WHAT IS NEEDED
Write out all of the data exactly as it appears.
__________
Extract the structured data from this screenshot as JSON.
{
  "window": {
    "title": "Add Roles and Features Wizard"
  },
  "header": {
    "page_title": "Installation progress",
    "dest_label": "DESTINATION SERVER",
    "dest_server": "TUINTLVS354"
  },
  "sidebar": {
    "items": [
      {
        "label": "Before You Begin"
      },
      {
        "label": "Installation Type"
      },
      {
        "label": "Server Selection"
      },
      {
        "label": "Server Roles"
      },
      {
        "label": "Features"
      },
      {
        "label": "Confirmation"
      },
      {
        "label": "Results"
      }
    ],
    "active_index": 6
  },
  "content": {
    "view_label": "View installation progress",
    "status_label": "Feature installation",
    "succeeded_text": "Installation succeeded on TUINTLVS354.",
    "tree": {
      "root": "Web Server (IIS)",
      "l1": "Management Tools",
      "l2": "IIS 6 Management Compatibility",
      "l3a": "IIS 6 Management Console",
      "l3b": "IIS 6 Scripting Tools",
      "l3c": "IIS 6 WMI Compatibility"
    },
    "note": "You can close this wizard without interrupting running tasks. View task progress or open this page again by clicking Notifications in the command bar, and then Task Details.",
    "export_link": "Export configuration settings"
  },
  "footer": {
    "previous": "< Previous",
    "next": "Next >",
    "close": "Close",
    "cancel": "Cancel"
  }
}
__________
CORRECT OUTPUT
Extract the structured data from this screenshot as JSON.
{
  "window": {
    "title": "Add Roles and Features Wizard"
  },
  "header": {
    "page_title": "Installation progress",
    "dest_label": "DESTINATION SERVER",
    "dest_server": "TUINTLVS354"
  },
  "sidebar": {
    "items": [
      {
        "label": "Before You Begin"
      },
      {
        "label": "Installation Type"
      },
      {
        "label": "Server Selection"
      },
      {
        "label": "Server Roles"
      },
      {
        "label": "Features"
      },
      {
        "label": "Confirmation"
      },
      {
        "label": "Results"
      }
    ],
    "active_index": 6
  },
  "content": {
    "view_label": "View installation progress",
    "status_label": "Feature installation",
    "succeeded_text": "Installation succeeded on TUINTLVS354.",
    "tree": {
      "root": "Web Server (IIS)",
      "l1": "Management Tools",
      "l2": "IIS 6 Management Compatibility",
      "l3a": "IIS 6 Management Console",
      "l3b": "IIS 6 Scripting Tools",
      "l3c": "IIS 6 WMI Compatibility"
    },
    "note": "You can close this wizard without interrupting running tasks. View task progress or open this page again by clicking Notifications in the command bar, and then Task Details.",
    "export_link": "Export configuration settings"
  },
  "footer": {
    "previous": "< Previous",
    "next": "Next >",
    "close": "Close",
    "cancel": "Cancel"
  }
}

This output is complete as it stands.